_AIM_. Among the lines of these entries, how many hold the word "content"? State only the number.

_ROWS_.
* BEGIN *

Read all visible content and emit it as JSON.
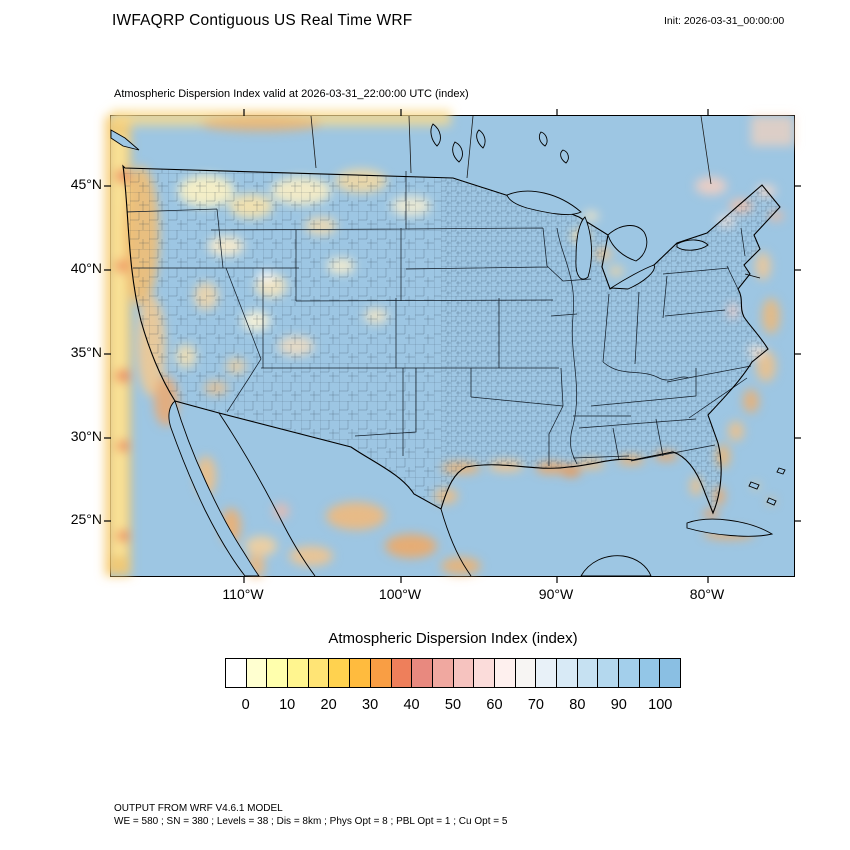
{
  "header": {
    "title": "IWFAQRP Contiguous US Real Time WRF",
    "init_label": "Init: 2026-03-31_00:00:00"
  },
  "map": {
    "subtitle": "Atmospheric Dispersion Index valid at 2026-03-31_22:00:00 UTC   (index)",
    "lat_ticks": [
      "45°N",
      "40°N",
      "35°N",
      "30°N",
      "25°N"
    ],
    "lon_ticks": [
      "110°W",
      "100°W",
      "90°W",
      "80°W"
    ]
  },
  "chart_data": {
    "type": "heatmap",
    "title": "Atmospheric Dispersion Index valid at 2026-03-31_22:00:00 UTC (index)",
    "variable": "Atmospheric Dispersion Index",
    "units": "index",
    "region": "Contiguous US (WRF model domain)",
    "axes": {
      "lat_tick_labels_deg_n": [
        45,
        40,
        35,
        30,
        25
      ],
      "lon_tick_labels_deg_w": [
        110,
        100,
        90,
        80
      ],
      "grid": false
    },
    "colorbar": {
      "title": "Atmospheric Dispersion Index  (index)",
      "tick_labels": [
        0,
        10,
        20,
        30,
        40,
        50,
        60,
        70,
        80,
        90,
        100
      ],
      "colors": [
        "#ffffff",
        "#ffffd0",
        "#ffffad",
        "#fff58f",
        "#ffe475",
        "#ffd24f",
        "#ffbb3e",
        "#f99e44",
        "#ee7f5b",
        "#e8897f",
        "#f0a8a0",
        "#f6c3bf",
        "#fbdcda",
        "#fef0ee",
        "#f7f5f3",
        "#e8f1f8",
        "#d8eaf6",
        "#c6e1f2",
        "#b4d8ee",
        "#a3cfeb",
        "#93c6e7",
        "#8abfe3"
      ],
      "position": "bottom"
    },
    "field_summary": "Field is predominantly high ADI (~90-100, light blue) across the CONUS interior and oceans; low-ADI yellow/orange/pink patches appear over western mountain terrain, along the Pacific, Gulf and Atlantic coastal fringes, around the Great Lakes, over Mexico/Baja California, and in a band along the western domain boundary."
  },
  "footer": {
    "line1": "OUTPUT FROM WRF V4.6.1 MODEL",
    "line2": "WE = 580 ; SN = 380 ; Levels = 38 ; Dis = 8km ; Phys Opt = 8 ; PBL Opt = 1 ; Cu Opt = 5"
  }
}
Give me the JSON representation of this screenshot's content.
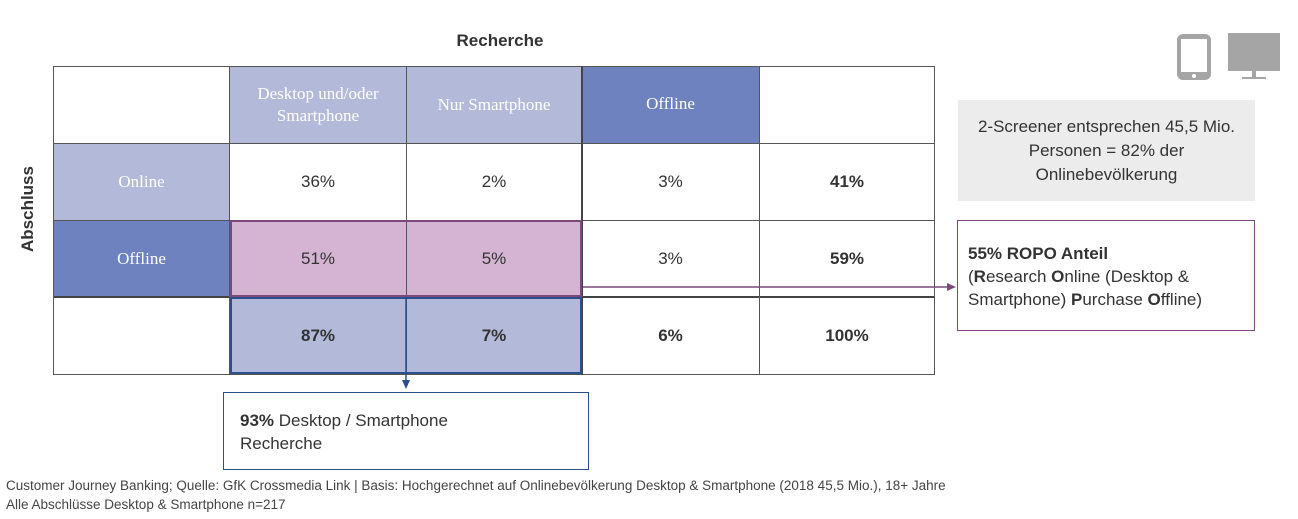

* END *

_THE COMPLETED TASK_. 2